## begin
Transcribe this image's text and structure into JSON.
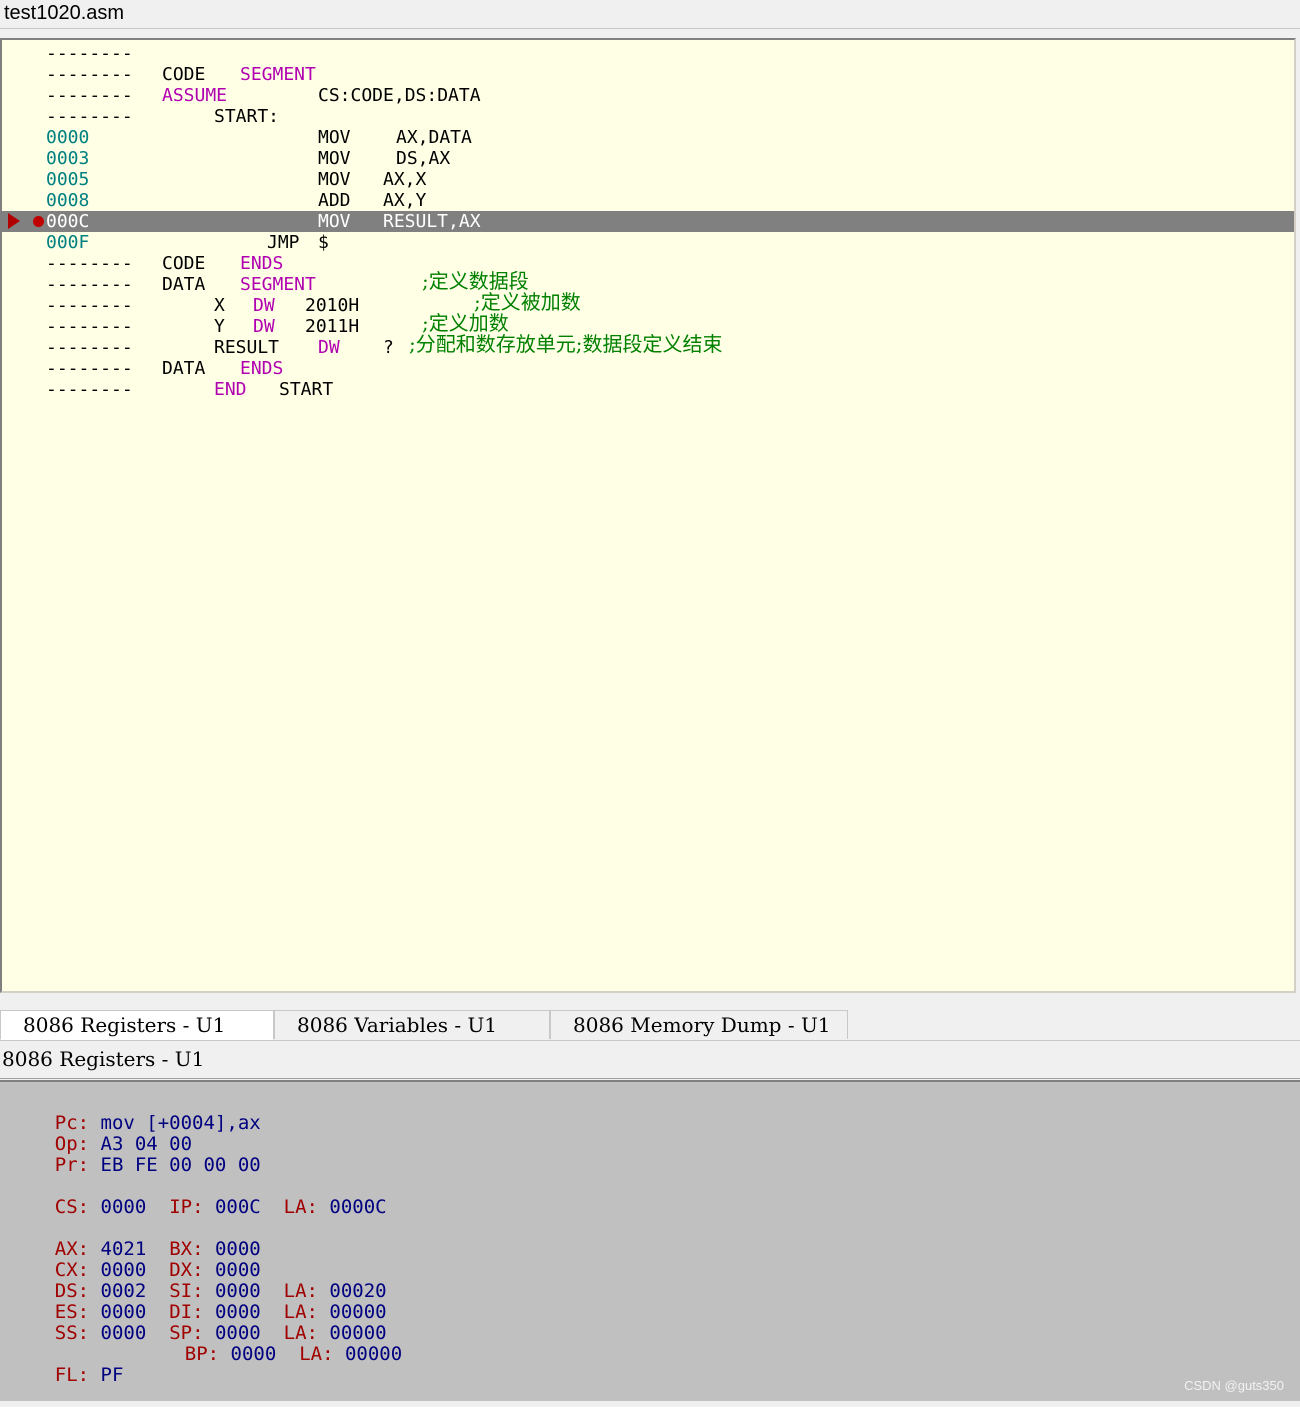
{
  "window": {
    "title": "test1020.asm"
  },
  "editor": {
    "lines": [
      {
        "addr": "--------",
        "c1": "",
        "c2": "",
        "c3": ""
      },
      {
        "addr": "--------",
        "c1": "CODE",
        "c2": "SEGMENT",
        "c3": ""
      },
      {
        "addr": "--------",
        "c1": "ASSUME",
        "c2": "CS:CODE,DS:DATA",
        "c3": ""
      },
      {
        "addr": "--------",
        "c1": "START:",
        "c2": "",
        "c3": ""
      },
      {
        "addr": "0000",
        "c1": "MOV",
        "c2": "AX,DATA",
        "c3": ""
      },
      {
        "addr": "0003",
        "c1": "MOV",
        "c2": "DS,AX",
        "c3": ""
      },
      {
        "addr": "0005",
        "c1": "MOV",
        "c2": "AX,X",
        "c3": ""
      },
      {
        "addr": "0008",
        "c1": "ADD",
        "c2": "AX,Y",
        "c3": ""
      },
      {
        "addr": "000C",
        "c1": "MOV",
        "c2": "RESULT,AX",
        "c3": ""
      },
      {
        "addr": "000F",
        "c1": "JMP",
        "c2": "$",
        "c3": ""
      },
      {
        "addr": "--------",
        "c1": "CODE",
        "c2": "ENDS",
        "c3": ""
      },
      {
        "addr": "--------",
        "c1": "DATA",
        "c2": "SEGMENT",
        "c3": ";定义数据段"
      },
      {
        "addr": "--------",
        "c1": "X",
        "c2": "DW",
        "c3": "2010H",
        "c4": ";定义被加数"
      },
      {
        "addr": "--------",
        "c1": "Y",
        "c2": "DW",
        "c3": "2011H",
        "c4": ";定义加数"
      },
      {
        "addr": "--------",
        "c1": "RESULT",
        "c2": "DW",
        "c3": "?",
        "c4": ";分配和数存放单元;数据段定义结束"
      },
      {
        "addr": "--------",
        "c1": "DATA",
        "c2": "ENDS",
        "c3": ""
      },
      {
        "addr": "--------",
        "c1": "END",
        "c2": "START",
        "c3": ""
      }
    ],
    "current_line_index": 8,
    "colors": {
      "background": "#ffffe6",
      "address": "#008080",
      "keyword": "#b000b0",
      "comment": "#008000",
      "current_line": "#808080"
    }
  },
  "tabs": [
    {
      "label": "8086 Registers - U1",
      "active": true
    },
    {
      "label": "8086 Variables - U1",
      "active": false
    },
    {
      "label": "8086 Memory Dump - U1",
      "active": false
    }
  ],
  "panel": {
    "title": "8086 Registers - U1"
  },
  "registers": {
    "pc": {
      "label": "Pc:",
      "value": "mov [+0004],ax"
    },
    "op": {
      "label": "Op:",
      "value": "A3 04 00"
    },
    "pr": {
      "label": "Pr:",
      "value": "EB FE 00 00 00"
    },
    "cs": {
      "label": "CS:",
      "value": "0000"
    },
    "ip": {
      "label": "IP:",
      "value": "000C"
    },
    "cs_la": {
      "label": "LA:",
      "value": "0000C"
    },
    "ax": {
      "label": "AX:",
      "value": "4021"
    },
    "bx": {
      "label": "BX:",
      "value": "0000"
    },
    "cx": {
      "label": "CX:",
      "value": "0000"
    },
    "dx": {
      "label": "DX:",
      "value": "0000"
    },
    "ds": {
      "label": "DS:",
      "value": "0002"
    },
    "si": {
      "label": "SI:",
      "value": "0000"
    },
    "si_la": {
      "label": "LA:",
      "value": "00020"
    },
    "es": {
      "label": "ES:",
      "value": "0000"
    },
    "di": {
      "label": "DI:",
      "value": "0000"
    },
    "di_la": {
      "label": "LA:",
      "value": "00000"
    },
    "ss": {
      "label": "SS:",
      "value": "0000"
    },
    "sp": {
      "label": "SP:",
      "value": "0000"
    },
    "sp_la": {
      "label": "LA:",
      "value": "00000"
    },
    "bp": {
      "label": "BP:",
      "value": "0000"
    },
    "bp_la": {
      "label": "LA:",
      "value": "00000"
    },
    "fl": {
      "label": "FL:",
      "value": "PF"
    }
  },
  "watermark": "CSDN @guts350"
}
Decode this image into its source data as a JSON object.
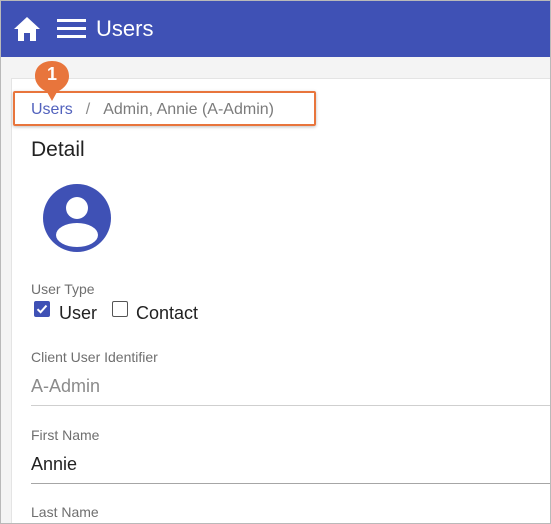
{
  "appbar": {
    "title": "Users",
    "color": "#3f51b5"
  },
  "breadcrumb": {
    "parent": "Users",
    "separator": "/",
    "current": "Admin, Annie (A-Admin)"
  },
  "callout": {
    "number": "1",
    "color": "#e8753c"
  },
  "detail": {
    "title": "Detail",
    "user_type": {
      "label": "User Type",
      "options": [
        {
          "label": "User",
          "checked": true
        },
        {
          "label": "Contact",
          "checked": false
        }
      ]
    },
    "fields": [
      {
        "label": "Client User Identifier",
        "value": "A-Admin"
      },
      {
        "label": "First Name",
        "value": "Annie"
      },
      {
        "label": "Last Name",
        "value": ""
      }
    ]
  }
}
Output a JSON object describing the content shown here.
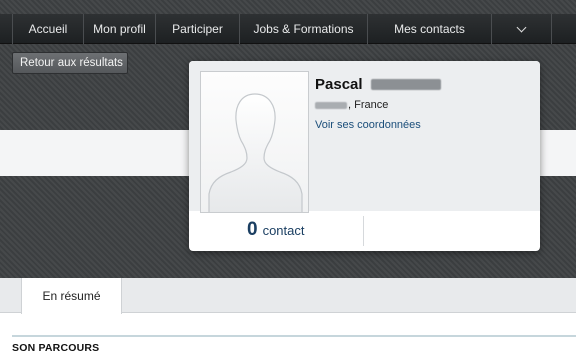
{
  "nav": {
    "items": [
      {
        "label": "Accueil"
      },
      {
        "label": "Mon profil"
      },
      {
        "label": "Participer"
      },
      {
        "label": "Jobs & Formations"
      },
      {
        "label": "Mes contacts"
      }
    ],
    "more_icon": "chevron-down-icon"
  },
  "back_button": {
    "label": "Retour aux résultats"
  },
  "profile": {
    "first_name": "Pascal",
    "location": ", France",
    "coords_link": "Voir ses coordonnées",
    "avatar_icon": "person-silhouette-icon"
  },
  "contacts": {
    "count": "0",
    "label": "contact"
  },
  "tabs": [
    {
      "label": "En résumé"
    }
  ],
  "section": {
    "title": "SON PARCOURS"
  },
  "colors": {
    "dark_band": "#3f4244",
    "link": "#1b4e7a",
    "count": "#1b3f62"
  }
}
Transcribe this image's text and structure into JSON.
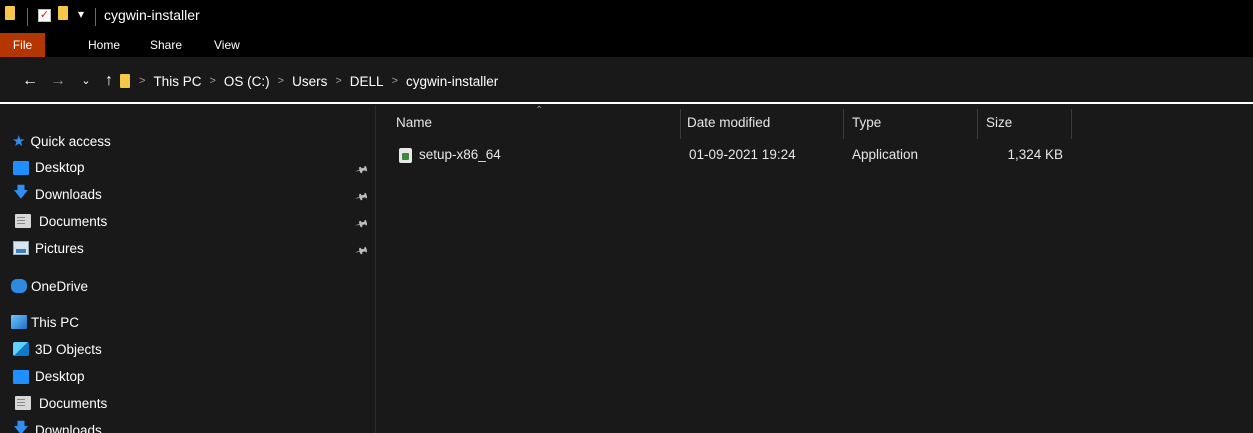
## end
# Objective:
Transcribe the records above verbatim. Do not carry over any picture.

# In response:
Transcribe this image's text and structure into JSON.
{
  "window": {
    "title": "test1020.asm"
  },
  "editor": {
    "lines": [
      {
        "addr": "--------",
        "c1": "",
        "c2": "",
        "c3": ""
      },
      {
        "addr": "--------",
        "c1": "CODE",
        "c2": "SEGMENT",
        "c3": ""
      },
      {
        "addr": "--------",
        "c1": "ASSUME",
        "c2": "CS:CODE,DS:DATA",
        "c3": ""
      },
      {
        "addr": "--------",
        "c1": "START:",
        "c2": "",
        "c3": ""
      },
      {
        "addr": "0000",
        "c1": "MOV",
        "c2": "AX,DATA",
        "c3": ""
      },
      {
        "addr": "0003",
        "c1": "MOV",
        "c2": "DS,AX",
        "c3": ""
      },
      {
        "addr": "0005",
        "c1": "MOV",
        "c2": "AX,X",
        "c3": ""
      },
      {
        "addr": "0008",
        "c1": "ADD",
        "c2": "AX,Y",
        "c3": ""
      },
      {
        "addr": "000C",
        "c1": "MOV",
        "c2": "RESULT,AX",
        "c3": ""
      },
      {
        "addr": "000F",
        "c1": "JMP",
        "c2": "$",
        "c3": ""
      },
      {
        "addr": "--------",
        "c1": "CODE",
        "c2": "ENDS",
        "c3": ""
      },
      {
        "addr": "--------",
        "c1": "DATA",
        "c2": "SEGMENT",
        "c3": ";定义数据段"
      },
      {
        "addr": "--------",
        "c1": "X",
        "c2": "DW",
        "c3": "2010H",
        "c4": ";定义被加数"
      },
      {
        "addr": "--------",
        "c1": "Y",
        "c2": "DW",
        "c3": "2011H",
        "c4": ";定义加数"
      },
      {
        "addr": "--------",
        "c1": "RESULT",
        "c2": "DW",
        "c3": "?",
        "c4": ";分配和数存放单元;数据段定义结束"
      },
      {
        "addr": "--------",
        "c1": "DATA",
        "c2": "ENDS",
        "c3": ""
      },
      {
        "addr": "--------",
        "c1": "END",
        "c2": "START",
        "c3": ""
      }
    ],
    "current_line_index": 8,
    "colors": {
      "background": "#ffffe6",
      "address": "#008080",
      "keyword": "#b000b0",
      "comment": "#008000",
      "current_line": "#808080"
    }
  },
  "tabs": [
    {
      "label": "8086 Registers - U1",
      "active": true
    },
    {
      "label": "8086 Variables - U1",
      "active": false
    },
    {
      "label": "8086 Memory Dump - U1",
      "active": false
    }
  ],
  "panel": {
    "title": "8086 Registers - U1"
  },
  "registers": {
    "pc": {
      "label": "Pc:",
      "value": "mov [+0004],ax"
    },
    "op": {
      "label": "Op:",
      "value": "A3 04 00"
    },
    "pr": {
      "label": "Pr:",
      "value": "EB FE 00 00 00"
    },
    "cs": {
      "label": "CS:",
      "value": "0000"
    },
    "ip": {
      "label": "IP:",
      "value": "000C"
    },
    "cs_la": {
      "label": "LA:",
      "value": "0000C"
    },
    "ax": {
      "label": "AX:",
      "value": "4021"
    },
    "bx": {
      "label": "BX:",
      "value": "0000"
    },
    "cx": {
      "label": "CX:",
      "value": "0000"
    },
    "dx": {
      "label": "DX:",
      "value": "0000"
    },
    "ds": {
      "label": "DS:",
      "value": "0002"
    },
    "si": {
      "label": "SI:",
      "value": "0000"
    },
    "si_la": {
      "label": "LA:",
      "value": "00020"
    },
    "es": {
      "label": "ES:",
      "value": "0000"
    },
    "di": {
      "label": "DI:",
      "value": "0000"
    },
    "di_la": {
      "label": "LA:",
      "value": "00000"
    },
    "ss": {
      "label": "SS:",
      "value": "0000"
    },
    "sp": {
      "label": "SP:",
      "value": "0000"
    },
    "sp_la": {
      "label": "LA:",
      "value": "00000"
    },
    "bp": {
      "label": "BP:",
      "value": "0000"
    },
    "bp_la": {
      "label": "LA:",
      "value": "00000"
    },
    "fl": {
      "label": "FL:",
      "value": "PF"
    }
  },
  "watermark": "CSDN @guts350"
}
Decode this image into its source data as a JSON object.
{
  "appbar": {
    "title": "Users",
    "color": "#3f51b5"
  },
  "breadcrumb": {
    "parent": "Users",
    "separator": "/",
    "current": "Admin, Annie (A-Admin)"
  },
  "callout": {
    "number": "1",
    "color": "#e8753c"
  },
  "detail": {
    "title": "Detail",
    "user_type": {
      "label": "User Type",
      "options": [
        {
          "label": "User",
          "checked": true
        },
        {
          "label": "Contact",
          "checked": false
        }
      ]
    },
    "fields": [
      {
        "label": "Client User Identifier",
        "value": "A-Admin"
      },
      {
        "label": "First Name",
        "value": "Annie"
      },
      {
        "label": "Last Name",
        "value": ""
      }
    ]
  }
}
Output a JSON object describing the content shown here.
{
  "nav": {
    "items": [
      {
        "label": "Accueil"
      },
      {
        "label": "Mon profil"
      },
      {
        "label": "Participer"
      },
      {
        "label": "Jobs & Formations"
      },
      {
        "label": "Mes contacts"
      }
    ],
    "more_icon": "chevron-down-icon"
  },
  "back_button": {
    "label": "Retour aux résultats"
  },
  "profile": {
    "first_name": "Pascal",
    "location": ", France",
    "coords_link": "Voir ses coordonnées",
    "avatar_icon": "person-silhouette-icon"
  },
  "contacts": {
    "count": "0",
    "label": "contact"
  },
  "tabs": [
    {
      "label": "En résumé"
    }
  ],
  "section": {
    "title": "SON PARCOURS"
  },
  "colors": {
    "dark_band": "#3f4244",
    "link": "#1b4e7a",
    "count": "#1b3f62"
  }
}
Transcribe this image's text and structure into JSON.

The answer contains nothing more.